Objective = Look through the data below and count each line where the word "заявителя" appears. Reply with the count alone.

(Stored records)
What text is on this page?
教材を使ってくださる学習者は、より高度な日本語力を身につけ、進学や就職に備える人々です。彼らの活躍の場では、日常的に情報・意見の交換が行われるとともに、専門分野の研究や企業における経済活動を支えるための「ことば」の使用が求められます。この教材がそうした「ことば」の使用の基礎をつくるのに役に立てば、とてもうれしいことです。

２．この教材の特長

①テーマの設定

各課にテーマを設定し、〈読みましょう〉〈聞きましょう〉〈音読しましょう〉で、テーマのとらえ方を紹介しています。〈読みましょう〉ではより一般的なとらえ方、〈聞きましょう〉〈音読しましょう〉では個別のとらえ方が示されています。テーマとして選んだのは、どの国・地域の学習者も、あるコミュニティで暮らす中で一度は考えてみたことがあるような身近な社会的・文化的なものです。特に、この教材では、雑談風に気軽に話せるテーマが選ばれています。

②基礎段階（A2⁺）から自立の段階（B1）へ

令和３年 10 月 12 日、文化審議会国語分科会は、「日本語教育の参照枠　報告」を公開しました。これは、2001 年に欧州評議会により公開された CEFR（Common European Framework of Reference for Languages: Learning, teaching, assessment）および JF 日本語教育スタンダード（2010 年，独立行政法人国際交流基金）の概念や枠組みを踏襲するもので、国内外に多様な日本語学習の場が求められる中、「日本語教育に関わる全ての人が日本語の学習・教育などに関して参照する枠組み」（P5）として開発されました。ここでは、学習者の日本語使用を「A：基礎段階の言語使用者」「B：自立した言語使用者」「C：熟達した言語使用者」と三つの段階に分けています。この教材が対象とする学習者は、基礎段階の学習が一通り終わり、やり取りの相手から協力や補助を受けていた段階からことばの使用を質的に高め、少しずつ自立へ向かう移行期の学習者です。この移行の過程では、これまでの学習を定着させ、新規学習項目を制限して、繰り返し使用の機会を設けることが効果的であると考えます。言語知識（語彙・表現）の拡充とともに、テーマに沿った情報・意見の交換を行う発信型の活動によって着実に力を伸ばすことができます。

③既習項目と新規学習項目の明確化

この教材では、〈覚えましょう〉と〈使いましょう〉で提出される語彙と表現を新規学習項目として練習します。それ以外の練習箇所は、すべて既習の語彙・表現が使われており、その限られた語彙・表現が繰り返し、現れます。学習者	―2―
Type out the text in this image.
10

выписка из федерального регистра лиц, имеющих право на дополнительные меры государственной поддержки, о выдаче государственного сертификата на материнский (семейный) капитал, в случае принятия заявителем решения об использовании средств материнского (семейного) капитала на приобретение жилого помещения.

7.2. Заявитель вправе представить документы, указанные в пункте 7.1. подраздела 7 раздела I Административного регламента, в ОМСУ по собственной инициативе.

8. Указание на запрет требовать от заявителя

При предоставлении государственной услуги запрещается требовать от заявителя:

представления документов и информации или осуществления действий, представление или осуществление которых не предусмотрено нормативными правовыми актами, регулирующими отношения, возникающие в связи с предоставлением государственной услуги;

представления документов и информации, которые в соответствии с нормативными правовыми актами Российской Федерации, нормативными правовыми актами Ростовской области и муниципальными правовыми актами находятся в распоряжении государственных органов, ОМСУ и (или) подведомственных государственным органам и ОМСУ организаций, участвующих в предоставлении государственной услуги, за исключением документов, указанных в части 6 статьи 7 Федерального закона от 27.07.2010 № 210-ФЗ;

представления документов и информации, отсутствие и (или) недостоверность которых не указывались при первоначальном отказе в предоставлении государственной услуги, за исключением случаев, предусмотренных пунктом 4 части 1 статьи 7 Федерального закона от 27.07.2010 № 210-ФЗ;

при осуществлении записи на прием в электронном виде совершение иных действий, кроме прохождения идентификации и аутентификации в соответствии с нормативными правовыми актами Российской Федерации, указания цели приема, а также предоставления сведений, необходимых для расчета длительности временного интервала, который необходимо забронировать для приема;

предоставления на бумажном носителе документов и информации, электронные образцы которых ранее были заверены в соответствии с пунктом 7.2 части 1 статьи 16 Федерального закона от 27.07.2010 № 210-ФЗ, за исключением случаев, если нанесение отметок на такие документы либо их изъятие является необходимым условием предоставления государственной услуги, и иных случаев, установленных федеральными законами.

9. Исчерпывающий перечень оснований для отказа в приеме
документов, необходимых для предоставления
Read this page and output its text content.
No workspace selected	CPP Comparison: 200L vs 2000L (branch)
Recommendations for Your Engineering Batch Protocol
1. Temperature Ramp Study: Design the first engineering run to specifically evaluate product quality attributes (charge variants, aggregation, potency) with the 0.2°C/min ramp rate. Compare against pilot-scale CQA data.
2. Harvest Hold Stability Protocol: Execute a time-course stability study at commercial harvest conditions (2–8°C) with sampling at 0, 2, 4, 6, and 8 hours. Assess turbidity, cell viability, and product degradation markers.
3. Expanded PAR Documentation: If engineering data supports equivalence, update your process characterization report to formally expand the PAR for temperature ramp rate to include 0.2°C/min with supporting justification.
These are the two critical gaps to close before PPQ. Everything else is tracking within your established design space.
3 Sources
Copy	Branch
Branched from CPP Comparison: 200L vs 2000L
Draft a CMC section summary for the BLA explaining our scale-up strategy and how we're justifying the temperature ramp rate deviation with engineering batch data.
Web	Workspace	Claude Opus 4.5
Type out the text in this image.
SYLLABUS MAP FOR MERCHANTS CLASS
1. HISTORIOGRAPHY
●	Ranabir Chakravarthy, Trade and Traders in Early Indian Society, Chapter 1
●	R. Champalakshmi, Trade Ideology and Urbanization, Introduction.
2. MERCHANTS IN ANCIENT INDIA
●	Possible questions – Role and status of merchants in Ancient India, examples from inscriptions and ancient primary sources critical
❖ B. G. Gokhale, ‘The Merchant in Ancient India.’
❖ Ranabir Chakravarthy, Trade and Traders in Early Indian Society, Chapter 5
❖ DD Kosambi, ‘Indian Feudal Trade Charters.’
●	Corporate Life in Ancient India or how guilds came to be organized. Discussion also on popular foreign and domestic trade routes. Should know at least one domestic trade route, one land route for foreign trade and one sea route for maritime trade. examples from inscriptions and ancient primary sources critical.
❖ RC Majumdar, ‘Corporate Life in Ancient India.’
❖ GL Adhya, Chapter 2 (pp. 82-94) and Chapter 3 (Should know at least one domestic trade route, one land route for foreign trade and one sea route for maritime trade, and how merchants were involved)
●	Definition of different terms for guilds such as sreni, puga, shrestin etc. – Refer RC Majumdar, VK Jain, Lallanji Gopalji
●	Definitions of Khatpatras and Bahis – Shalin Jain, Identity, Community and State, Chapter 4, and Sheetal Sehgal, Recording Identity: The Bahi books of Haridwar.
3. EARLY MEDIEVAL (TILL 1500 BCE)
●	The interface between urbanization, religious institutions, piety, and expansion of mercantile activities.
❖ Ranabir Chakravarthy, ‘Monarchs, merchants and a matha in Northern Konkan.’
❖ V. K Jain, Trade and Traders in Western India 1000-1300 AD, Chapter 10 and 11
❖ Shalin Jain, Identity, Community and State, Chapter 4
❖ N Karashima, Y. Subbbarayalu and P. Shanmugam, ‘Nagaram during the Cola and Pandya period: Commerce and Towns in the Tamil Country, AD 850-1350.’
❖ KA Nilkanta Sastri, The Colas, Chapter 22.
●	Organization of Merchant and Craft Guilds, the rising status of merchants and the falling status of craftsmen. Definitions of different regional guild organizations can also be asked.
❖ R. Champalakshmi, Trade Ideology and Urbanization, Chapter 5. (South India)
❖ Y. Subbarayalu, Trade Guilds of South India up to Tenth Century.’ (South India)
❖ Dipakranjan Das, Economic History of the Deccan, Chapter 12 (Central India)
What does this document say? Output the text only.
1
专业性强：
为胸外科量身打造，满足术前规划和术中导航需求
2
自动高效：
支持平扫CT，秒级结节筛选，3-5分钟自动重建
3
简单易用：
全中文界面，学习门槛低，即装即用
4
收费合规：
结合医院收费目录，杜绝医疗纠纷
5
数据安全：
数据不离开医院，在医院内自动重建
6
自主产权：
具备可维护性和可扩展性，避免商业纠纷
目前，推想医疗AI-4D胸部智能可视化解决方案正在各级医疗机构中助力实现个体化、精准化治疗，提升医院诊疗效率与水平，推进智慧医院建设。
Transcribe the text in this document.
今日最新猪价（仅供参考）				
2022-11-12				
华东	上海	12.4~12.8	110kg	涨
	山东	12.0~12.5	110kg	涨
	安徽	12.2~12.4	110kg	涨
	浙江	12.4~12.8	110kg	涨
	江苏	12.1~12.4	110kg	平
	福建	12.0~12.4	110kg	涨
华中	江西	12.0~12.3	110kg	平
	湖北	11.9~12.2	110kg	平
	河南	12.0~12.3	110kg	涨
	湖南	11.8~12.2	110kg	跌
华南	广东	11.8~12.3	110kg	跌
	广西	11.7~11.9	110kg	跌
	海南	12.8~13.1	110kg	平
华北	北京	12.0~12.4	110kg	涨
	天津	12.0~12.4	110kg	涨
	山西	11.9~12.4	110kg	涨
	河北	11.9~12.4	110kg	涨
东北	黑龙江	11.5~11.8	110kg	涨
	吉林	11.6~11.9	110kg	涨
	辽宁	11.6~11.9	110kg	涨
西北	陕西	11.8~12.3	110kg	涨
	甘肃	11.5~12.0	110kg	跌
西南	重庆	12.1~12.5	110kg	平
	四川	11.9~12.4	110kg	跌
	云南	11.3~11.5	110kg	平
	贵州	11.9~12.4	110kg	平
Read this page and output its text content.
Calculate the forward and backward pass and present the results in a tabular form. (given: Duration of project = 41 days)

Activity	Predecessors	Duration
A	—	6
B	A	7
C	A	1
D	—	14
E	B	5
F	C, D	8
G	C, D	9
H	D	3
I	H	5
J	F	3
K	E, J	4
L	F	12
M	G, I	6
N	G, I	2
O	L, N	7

Exercise response = 2